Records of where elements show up

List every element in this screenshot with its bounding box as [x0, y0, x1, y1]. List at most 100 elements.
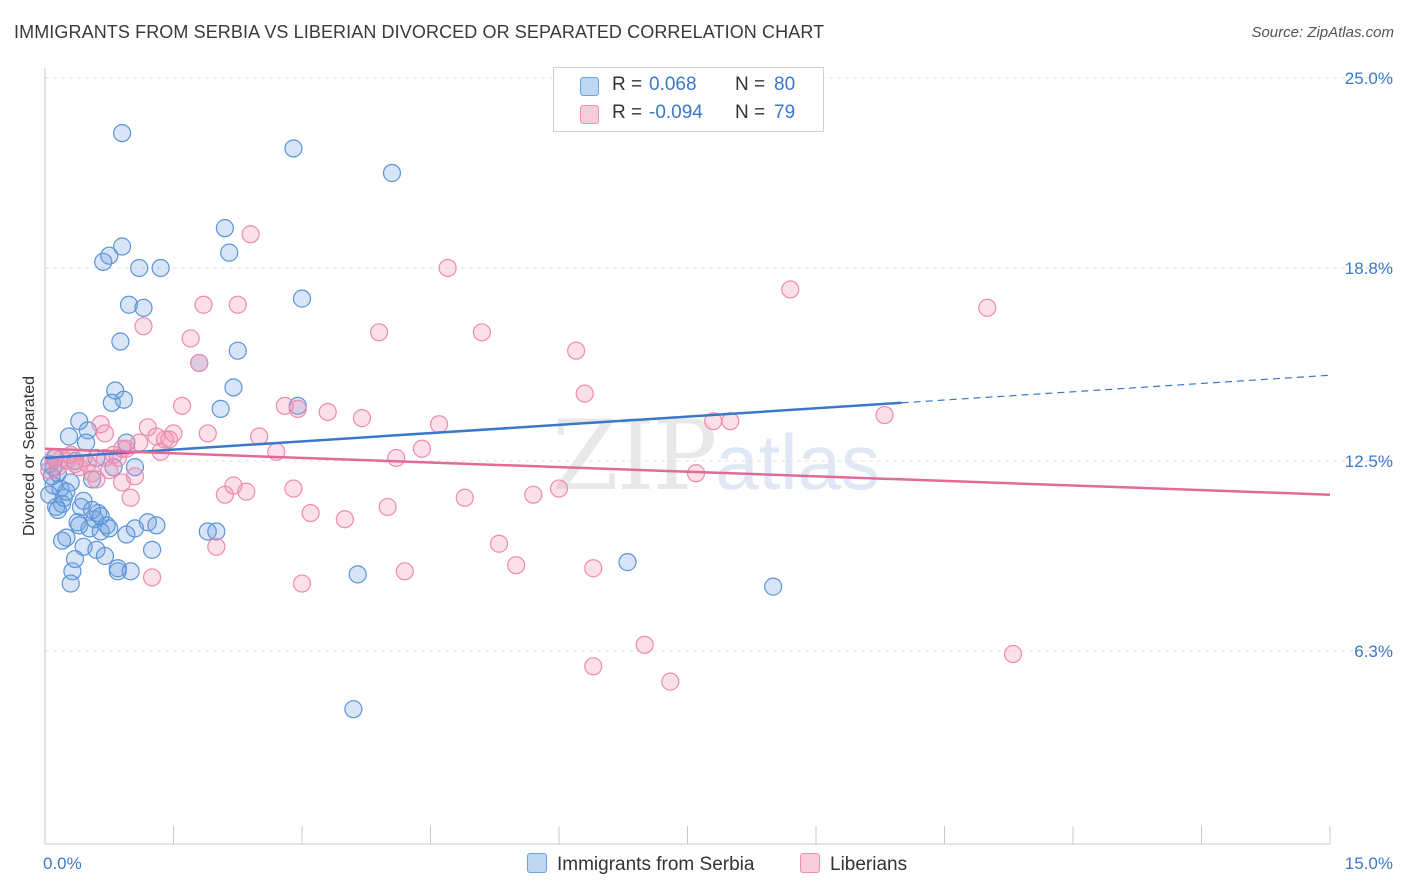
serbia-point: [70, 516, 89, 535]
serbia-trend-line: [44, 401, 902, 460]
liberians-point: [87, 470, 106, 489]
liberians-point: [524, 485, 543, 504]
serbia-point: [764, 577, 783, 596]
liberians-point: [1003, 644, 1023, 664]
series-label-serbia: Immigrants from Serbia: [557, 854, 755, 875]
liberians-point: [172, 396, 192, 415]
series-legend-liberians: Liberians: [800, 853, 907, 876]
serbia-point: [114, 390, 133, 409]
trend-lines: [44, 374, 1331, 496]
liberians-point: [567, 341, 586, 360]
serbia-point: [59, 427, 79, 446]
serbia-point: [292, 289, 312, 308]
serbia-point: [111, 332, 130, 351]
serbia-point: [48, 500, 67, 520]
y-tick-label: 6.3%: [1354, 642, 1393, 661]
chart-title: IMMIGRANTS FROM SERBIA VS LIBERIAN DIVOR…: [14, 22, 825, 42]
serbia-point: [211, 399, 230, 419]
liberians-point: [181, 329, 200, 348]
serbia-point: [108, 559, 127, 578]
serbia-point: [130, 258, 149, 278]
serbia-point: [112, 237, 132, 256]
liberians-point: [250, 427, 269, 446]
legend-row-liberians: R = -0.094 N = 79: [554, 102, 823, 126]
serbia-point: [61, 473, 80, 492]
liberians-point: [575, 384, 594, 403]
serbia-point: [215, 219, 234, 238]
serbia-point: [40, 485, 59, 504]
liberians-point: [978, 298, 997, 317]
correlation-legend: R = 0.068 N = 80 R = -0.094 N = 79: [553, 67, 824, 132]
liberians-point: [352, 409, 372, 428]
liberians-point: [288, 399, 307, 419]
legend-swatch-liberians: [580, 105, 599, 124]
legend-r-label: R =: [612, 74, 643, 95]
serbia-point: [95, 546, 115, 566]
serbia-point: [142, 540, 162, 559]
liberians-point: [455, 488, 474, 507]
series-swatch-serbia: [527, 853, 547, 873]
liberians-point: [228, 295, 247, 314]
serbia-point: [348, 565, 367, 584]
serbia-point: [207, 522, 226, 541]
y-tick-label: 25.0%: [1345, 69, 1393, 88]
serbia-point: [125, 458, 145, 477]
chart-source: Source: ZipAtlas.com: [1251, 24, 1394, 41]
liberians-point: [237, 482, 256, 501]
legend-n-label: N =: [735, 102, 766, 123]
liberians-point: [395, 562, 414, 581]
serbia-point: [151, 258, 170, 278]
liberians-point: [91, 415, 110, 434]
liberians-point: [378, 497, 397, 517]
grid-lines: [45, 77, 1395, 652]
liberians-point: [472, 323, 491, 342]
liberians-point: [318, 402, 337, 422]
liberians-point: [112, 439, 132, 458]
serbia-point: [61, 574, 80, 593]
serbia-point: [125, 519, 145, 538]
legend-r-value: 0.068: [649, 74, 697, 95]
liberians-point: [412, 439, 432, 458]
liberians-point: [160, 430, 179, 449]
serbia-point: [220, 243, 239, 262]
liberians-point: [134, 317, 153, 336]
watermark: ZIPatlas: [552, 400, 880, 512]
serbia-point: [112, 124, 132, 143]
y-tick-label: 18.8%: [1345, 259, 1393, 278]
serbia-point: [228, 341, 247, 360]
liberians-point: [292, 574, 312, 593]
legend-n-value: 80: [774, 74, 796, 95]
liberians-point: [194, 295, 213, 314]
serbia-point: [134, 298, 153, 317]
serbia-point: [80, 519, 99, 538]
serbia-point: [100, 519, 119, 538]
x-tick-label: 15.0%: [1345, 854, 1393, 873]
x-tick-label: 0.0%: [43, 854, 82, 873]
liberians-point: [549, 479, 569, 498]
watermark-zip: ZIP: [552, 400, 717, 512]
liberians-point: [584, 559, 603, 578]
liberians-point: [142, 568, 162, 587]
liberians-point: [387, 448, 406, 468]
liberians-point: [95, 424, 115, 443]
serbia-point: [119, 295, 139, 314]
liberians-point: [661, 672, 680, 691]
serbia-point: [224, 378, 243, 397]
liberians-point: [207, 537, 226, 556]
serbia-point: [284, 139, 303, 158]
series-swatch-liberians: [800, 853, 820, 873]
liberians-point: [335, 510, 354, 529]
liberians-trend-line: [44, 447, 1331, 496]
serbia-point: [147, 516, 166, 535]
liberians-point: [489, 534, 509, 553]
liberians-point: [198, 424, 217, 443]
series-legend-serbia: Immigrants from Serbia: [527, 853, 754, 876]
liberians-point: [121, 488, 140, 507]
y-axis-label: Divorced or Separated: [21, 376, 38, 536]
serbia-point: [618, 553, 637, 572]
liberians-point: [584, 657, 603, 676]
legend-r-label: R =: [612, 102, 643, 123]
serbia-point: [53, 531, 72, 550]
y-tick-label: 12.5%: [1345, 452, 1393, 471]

* * *

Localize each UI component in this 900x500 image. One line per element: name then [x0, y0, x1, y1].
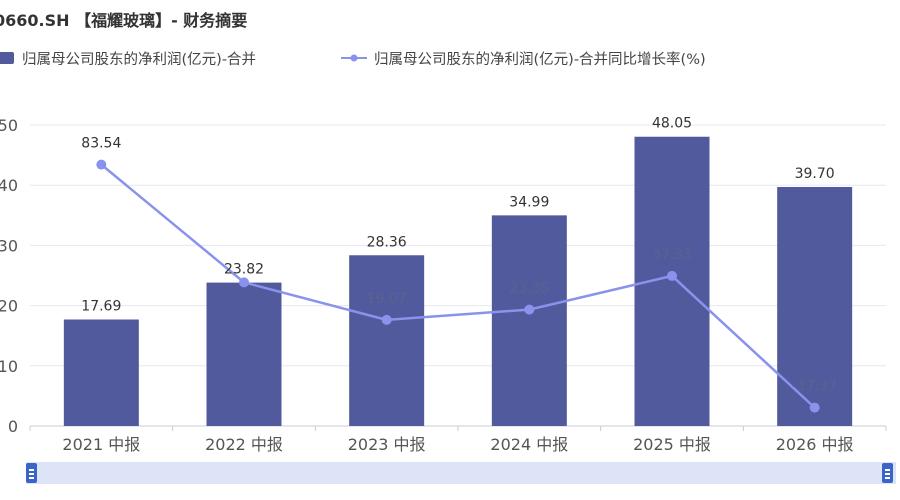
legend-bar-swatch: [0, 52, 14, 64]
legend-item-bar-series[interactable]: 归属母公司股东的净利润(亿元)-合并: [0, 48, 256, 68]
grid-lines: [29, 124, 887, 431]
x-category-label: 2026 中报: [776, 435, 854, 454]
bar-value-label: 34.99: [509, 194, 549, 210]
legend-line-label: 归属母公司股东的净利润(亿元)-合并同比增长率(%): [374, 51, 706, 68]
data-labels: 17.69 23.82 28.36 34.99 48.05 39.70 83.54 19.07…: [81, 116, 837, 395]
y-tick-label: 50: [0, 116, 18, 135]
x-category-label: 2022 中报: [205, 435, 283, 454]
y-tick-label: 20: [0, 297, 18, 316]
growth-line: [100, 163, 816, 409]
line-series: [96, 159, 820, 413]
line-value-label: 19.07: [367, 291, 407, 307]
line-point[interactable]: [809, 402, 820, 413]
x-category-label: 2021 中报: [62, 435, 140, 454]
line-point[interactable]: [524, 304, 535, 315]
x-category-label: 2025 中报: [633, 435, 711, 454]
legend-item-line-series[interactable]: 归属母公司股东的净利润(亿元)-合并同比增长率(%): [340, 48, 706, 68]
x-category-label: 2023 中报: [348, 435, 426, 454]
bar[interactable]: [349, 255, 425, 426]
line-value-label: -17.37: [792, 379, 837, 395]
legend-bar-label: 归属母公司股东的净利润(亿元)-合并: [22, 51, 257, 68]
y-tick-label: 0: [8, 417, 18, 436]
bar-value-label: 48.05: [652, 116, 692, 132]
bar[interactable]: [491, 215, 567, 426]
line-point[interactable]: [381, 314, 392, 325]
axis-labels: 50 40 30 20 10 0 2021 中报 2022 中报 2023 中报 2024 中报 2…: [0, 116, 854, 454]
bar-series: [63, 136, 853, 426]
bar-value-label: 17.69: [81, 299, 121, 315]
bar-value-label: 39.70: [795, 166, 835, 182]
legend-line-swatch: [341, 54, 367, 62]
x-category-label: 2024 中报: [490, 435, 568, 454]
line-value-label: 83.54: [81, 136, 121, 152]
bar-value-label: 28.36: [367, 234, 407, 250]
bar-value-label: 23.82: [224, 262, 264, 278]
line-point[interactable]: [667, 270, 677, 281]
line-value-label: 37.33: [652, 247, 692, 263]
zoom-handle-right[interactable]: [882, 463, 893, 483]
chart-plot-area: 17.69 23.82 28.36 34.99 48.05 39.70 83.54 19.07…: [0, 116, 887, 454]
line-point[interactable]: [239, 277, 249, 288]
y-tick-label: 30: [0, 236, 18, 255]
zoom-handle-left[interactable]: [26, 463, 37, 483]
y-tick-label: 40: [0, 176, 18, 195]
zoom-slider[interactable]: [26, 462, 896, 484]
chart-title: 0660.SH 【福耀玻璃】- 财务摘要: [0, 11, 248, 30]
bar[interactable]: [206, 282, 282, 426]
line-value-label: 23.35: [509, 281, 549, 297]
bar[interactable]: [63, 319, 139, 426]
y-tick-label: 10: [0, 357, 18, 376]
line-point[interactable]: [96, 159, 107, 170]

...

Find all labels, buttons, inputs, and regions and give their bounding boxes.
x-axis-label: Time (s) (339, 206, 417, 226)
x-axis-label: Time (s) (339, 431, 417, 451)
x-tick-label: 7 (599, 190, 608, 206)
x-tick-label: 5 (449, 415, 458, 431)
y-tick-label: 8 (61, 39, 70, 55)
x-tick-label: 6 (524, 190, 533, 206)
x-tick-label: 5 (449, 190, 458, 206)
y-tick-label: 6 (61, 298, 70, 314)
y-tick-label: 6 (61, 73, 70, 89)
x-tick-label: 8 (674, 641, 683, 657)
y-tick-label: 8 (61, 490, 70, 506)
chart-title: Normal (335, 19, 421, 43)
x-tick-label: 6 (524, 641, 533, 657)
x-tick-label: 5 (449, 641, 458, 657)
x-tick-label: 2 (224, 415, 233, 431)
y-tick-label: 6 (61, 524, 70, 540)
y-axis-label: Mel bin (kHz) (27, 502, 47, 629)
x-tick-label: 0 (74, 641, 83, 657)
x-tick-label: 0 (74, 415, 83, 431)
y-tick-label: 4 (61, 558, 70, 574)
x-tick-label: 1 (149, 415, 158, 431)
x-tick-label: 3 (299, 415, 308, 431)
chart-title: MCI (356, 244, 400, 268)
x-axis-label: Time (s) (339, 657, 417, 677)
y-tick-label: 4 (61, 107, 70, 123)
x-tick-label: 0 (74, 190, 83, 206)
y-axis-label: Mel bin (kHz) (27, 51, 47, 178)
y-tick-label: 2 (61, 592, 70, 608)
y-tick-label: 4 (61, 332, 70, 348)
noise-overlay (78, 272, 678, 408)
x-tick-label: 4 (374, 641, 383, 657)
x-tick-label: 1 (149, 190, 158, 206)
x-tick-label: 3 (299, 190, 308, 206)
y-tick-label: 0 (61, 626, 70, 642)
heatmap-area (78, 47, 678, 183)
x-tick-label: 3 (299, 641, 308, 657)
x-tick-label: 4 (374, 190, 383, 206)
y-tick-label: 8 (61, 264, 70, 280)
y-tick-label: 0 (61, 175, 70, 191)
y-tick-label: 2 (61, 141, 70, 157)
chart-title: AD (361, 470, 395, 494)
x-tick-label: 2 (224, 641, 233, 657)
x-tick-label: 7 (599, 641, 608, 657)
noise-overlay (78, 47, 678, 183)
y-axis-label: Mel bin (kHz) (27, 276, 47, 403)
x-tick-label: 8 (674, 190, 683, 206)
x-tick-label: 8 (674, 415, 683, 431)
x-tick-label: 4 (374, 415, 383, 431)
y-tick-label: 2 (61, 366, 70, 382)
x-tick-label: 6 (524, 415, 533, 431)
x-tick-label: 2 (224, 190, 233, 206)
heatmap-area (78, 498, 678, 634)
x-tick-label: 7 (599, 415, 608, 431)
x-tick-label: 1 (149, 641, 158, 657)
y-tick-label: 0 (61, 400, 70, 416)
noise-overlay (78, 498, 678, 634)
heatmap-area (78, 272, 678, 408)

*TASK*. Please copy the rows unchanged, starting with the row that contains "Find all labels, buttons, inputs, and" and ending with the row that contains "x-tick-label: 5 (449, 190, 458, 206)", including both of those rows.

*THE RESPONSE*.
Find all labels, buttons, inputs, and regions and give their bounding boxes.
x-axis-label: Time (s) (339, 206, 417, 226)
x-axis-label: Time (s) (339, 431, 417, 451)
x-tick-label: 7 (599, 190, 608, 206)
x-tick-label: 5 (449, 415, 458, 431)
y-tick-label: 8 (61, 39, 70, 55)
x-tick-label: 6 (524, 190, 533, 206)
x-tick-label: 5 (449, 190, 458, 206)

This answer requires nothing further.